** START ROWS **

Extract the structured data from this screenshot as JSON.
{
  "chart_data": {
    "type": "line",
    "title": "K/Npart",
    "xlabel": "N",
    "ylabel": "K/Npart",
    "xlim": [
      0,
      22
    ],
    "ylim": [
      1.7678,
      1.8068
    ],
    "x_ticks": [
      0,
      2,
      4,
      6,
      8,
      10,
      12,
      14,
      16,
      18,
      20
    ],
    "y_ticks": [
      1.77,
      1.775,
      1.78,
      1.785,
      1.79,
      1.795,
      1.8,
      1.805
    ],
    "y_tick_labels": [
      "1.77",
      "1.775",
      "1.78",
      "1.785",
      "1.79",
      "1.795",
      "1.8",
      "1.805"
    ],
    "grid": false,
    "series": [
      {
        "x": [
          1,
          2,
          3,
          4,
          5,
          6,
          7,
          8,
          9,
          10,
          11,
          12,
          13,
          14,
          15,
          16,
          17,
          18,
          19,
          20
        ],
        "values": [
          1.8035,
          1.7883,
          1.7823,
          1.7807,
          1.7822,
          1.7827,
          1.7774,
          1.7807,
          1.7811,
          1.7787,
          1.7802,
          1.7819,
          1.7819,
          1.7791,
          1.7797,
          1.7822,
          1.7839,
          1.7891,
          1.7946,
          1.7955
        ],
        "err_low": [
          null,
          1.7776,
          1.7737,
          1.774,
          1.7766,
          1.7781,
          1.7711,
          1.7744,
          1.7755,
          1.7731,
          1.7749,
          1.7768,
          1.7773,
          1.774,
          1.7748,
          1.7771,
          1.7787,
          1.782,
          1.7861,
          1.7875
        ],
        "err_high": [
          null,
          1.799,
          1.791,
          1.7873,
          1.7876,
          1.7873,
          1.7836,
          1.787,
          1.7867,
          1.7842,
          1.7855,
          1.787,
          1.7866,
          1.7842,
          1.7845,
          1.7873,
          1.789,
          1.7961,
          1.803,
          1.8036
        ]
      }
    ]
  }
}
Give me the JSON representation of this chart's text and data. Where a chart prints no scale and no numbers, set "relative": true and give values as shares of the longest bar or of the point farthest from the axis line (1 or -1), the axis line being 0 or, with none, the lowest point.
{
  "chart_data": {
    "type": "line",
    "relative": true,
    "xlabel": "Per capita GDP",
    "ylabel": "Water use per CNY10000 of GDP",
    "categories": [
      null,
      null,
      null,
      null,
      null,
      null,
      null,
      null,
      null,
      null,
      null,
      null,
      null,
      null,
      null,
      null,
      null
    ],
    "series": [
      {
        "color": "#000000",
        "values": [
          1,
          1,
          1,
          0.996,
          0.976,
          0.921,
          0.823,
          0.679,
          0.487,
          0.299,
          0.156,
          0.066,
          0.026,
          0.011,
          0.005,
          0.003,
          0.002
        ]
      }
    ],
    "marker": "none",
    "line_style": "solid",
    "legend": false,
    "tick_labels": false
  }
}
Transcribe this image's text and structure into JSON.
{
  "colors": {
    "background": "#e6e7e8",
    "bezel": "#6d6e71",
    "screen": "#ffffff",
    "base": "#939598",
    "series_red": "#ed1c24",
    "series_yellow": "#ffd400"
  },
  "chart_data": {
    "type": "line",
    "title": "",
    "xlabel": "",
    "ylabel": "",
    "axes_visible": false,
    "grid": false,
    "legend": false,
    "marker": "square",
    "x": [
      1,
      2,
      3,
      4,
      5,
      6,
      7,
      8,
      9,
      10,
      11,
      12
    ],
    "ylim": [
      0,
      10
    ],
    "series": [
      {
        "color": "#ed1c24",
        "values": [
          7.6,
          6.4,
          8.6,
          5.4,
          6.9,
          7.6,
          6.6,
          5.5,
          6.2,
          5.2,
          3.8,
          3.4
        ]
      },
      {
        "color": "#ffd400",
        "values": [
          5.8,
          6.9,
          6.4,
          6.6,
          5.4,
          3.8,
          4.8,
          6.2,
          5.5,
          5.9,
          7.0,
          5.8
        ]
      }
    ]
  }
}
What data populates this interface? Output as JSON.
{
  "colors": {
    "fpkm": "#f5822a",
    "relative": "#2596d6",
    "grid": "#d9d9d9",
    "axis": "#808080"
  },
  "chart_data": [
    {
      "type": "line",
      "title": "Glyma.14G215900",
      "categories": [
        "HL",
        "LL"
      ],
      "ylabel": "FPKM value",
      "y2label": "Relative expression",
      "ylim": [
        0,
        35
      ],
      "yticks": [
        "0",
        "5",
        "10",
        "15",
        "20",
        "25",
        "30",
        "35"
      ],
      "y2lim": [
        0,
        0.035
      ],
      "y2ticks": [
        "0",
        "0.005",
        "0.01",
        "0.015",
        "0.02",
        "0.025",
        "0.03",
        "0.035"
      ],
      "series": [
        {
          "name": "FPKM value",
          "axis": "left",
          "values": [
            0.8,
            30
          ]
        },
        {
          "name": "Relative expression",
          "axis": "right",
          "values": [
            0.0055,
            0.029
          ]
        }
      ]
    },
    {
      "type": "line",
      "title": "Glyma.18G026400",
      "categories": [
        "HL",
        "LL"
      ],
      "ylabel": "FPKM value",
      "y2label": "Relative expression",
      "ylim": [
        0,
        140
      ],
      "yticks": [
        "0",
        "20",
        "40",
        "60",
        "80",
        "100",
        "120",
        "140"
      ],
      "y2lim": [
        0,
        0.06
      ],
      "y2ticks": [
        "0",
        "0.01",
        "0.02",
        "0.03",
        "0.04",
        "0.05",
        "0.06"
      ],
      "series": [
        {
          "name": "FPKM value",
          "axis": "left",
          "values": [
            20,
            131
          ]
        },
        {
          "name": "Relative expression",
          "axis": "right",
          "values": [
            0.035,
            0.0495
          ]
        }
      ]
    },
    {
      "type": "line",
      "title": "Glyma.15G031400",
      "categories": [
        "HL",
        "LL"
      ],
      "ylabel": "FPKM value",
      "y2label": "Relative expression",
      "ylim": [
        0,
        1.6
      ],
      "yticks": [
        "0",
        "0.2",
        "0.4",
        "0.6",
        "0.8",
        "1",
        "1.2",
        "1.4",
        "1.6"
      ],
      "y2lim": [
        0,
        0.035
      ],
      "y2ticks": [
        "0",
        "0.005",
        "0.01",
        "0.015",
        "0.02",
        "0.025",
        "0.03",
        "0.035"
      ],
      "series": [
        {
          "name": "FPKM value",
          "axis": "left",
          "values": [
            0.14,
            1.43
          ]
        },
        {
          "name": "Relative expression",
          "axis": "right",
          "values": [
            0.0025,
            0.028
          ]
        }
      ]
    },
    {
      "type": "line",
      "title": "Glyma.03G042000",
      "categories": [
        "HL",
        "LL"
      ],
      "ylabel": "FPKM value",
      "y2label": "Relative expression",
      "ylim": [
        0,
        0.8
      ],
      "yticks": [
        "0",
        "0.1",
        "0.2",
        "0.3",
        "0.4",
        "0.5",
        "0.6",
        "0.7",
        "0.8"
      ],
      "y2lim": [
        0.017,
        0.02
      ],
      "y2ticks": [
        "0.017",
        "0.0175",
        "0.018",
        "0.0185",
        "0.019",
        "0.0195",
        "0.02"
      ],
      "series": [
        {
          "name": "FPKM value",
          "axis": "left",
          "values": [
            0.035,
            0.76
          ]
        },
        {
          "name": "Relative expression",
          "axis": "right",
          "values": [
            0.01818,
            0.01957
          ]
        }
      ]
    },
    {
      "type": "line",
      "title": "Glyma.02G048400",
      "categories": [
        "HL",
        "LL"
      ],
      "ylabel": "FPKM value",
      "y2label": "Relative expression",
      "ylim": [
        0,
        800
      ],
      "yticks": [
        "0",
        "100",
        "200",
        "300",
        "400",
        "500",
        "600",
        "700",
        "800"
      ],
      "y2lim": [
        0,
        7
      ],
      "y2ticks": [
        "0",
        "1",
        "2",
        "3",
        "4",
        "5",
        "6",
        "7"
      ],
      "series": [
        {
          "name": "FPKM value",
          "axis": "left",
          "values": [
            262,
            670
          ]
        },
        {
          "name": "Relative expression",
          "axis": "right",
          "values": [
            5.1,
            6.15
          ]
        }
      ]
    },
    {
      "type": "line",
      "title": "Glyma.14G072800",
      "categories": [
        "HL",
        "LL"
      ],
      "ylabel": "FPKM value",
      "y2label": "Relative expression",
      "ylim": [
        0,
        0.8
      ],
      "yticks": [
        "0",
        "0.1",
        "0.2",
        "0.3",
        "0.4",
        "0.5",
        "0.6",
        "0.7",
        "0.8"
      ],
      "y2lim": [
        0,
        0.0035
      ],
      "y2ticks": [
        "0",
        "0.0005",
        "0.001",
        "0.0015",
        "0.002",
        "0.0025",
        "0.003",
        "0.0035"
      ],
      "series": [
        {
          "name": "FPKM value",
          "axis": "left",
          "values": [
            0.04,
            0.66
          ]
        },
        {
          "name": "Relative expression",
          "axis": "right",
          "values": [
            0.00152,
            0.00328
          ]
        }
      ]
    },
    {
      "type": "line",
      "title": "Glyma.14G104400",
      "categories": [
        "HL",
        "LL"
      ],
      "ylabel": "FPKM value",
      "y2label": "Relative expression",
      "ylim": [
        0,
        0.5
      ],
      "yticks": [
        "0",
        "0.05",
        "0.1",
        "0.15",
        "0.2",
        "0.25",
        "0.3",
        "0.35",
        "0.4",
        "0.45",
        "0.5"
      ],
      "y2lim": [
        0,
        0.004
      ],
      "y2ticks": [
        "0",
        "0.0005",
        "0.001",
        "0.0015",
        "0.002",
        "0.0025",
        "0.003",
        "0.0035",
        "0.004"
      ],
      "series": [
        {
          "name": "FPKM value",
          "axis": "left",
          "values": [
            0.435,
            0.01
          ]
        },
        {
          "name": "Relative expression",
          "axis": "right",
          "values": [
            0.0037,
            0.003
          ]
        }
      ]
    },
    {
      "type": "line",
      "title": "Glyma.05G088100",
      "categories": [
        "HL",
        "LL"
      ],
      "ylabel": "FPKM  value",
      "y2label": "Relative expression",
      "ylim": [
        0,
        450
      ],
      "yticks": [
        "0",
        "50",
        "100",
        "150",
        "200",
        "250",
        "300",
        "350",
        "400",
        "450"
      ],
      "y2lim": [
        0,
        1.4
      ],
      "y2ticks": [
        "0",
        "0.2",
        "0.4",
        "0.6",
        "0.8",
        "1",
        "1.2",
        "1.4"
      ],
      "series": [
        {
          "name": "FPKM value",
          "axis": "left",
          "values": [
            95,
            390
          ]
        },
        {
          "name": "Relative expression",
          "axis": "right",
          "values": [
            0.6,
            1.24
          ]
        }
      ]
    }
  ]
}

** END ROWS **

PROBLEM REQUIREMENTS: Pull out every line of the entries that includes the word "title".

THE RESPONSE:
    "title": "K/Npart",
    "title": "",
      "title": "Glyma.14G215900",
      "title": "Glyma.18G026400",
      "title": "Glyma.15G031400",
      "title": "Glyma.03G042000",
      "title": "Glyma.02G048400",
      "title": "Glyma.14G072800",
      "title": "Glyma.14G104400",
      "title": "Glyma.05G088100",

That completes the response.